Required task :: Drop the pictures from the entries below, then reproduce the rest exactly.
***
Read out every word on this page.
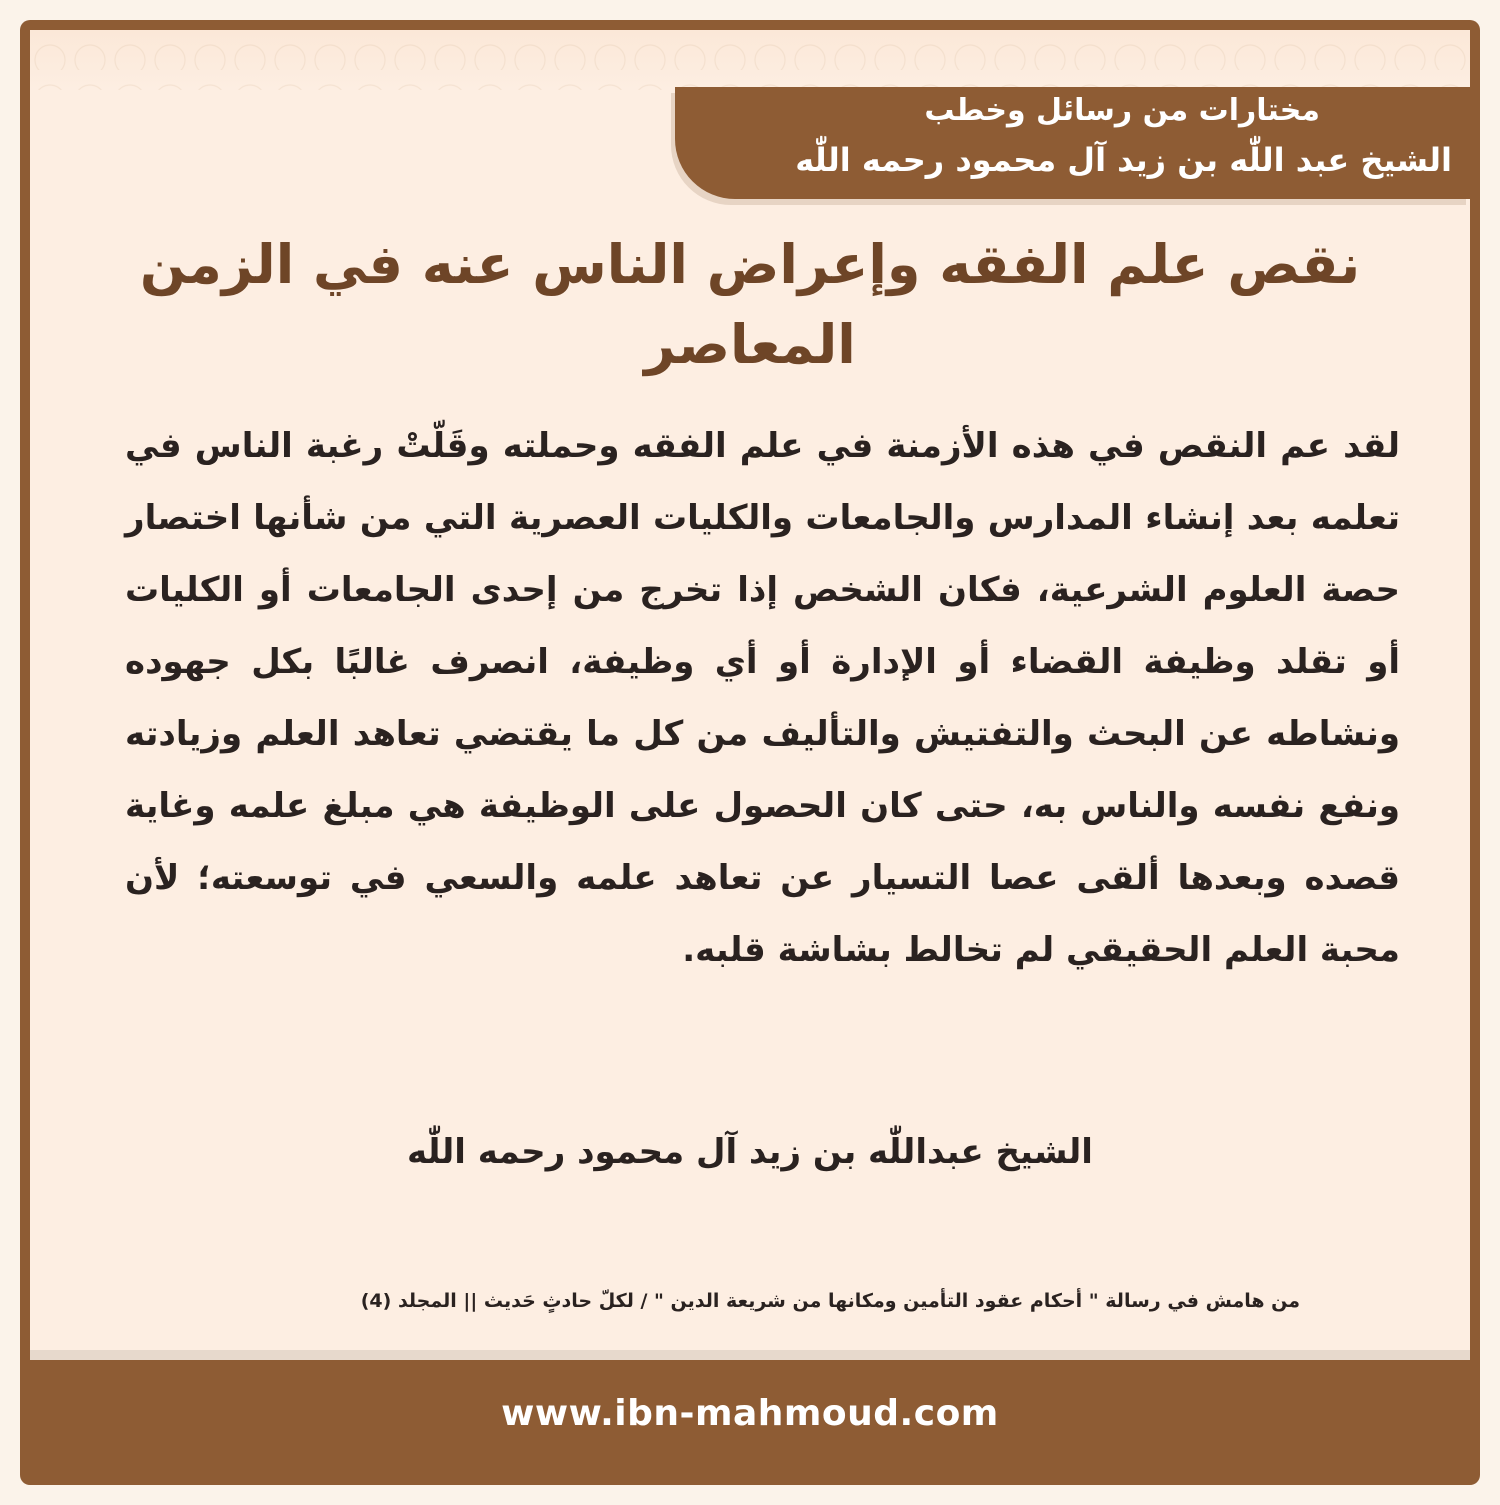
مختارات من رسائل وخطب

الشيخ عبد اللّٰه بن زيد آل محمود رحمه اللّٰه

نقص علم الفقه وإعراض الناس عنه في الزمن المعاصر

لقد عم النقص في هذه الأزمنة في علم الفقه وحملته وقَلّتْ رغبة الناس في تعلمه بعد إنشاء المدارس والجامعات والكليات العصرية التي من شأنها اختصار حصة العلوم الشرعية، فكان الشخص إذا تخرج من إحدى الجامعات أو الكليات أو تقلد وظيفة القضاء أو الإدارة أو أي وظيفة، انصرف غالبًا بكل جهوده ونشاطه عن البحث والتفتيش والتأليف من كل ما يقتضي تعاهد العلم وزيادته ونفع نفسه والناس به، حتى كان الحصول على الوظيفة هي مبلغ علمه وغاية قصده وبعدها ألقى عصا التسيار عن تعاهد علمه والسعي في توسعته؛ لأن محبة العلم الحقيقي لم تخالط بشاشة قلبه.

الشيخ عبداللّٰه بن زيد آل محمود رحمه اللّٰه

من هامش في رسالة " أحكام عقود التأمين ومكانها من شريعة الدين " / لكلّ حادثٍ حَديث || المجلد (4)

www.ibn-mahmoud.com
***
Solution below ::
Read out every word on this page.
مختارات من رسائل وخطب

الشيخ عبد اللّٰه بن زيد آل محمود رحمه اللّٰه

نقص علم الفقه وإعراض الناس عنه في الزمن المعاصر

لقد عم النقص في هذه الأزمنة في علم الفقه وحملته وقَلّتْ رغبة الناس في تعلمه بعد إنشاء المدارس والجامعات والكليات العصرية التي من شأنها اختصار حصة العلوم الشرعية، فكان الشخص إذا تخرج من إحدى الجامعات أو الكليات أو تقلد وظيفة القضاء أو الإدارة أو أي وظيفة، انصرف غالبًا بكل جهوده ونشاطه عن البحث والتفتيش والتأليف من كل ما يقتضي تعاهد العلم وزيادته ونفع نفسه والناس به، حتى كان الحصول على الوظيفة هي مبلغ علمه وغاية قصده وبعدها ألقى عصا التسيار عن تعاهد علمه والسعي في توسعته؛ لأن محبة العلم الحقيقي لم تخالط بشاشة قلبه.

الشيخ عبداللّٰه بن زيد آل محمود رحمه اللّٰه

من هامش في رسالة " أحكام عقود التأمين ومكانها من شريعة الدين " / لكلّ حادثٍ حَديث || المجلد (4)

www.ibn-mahmoud.com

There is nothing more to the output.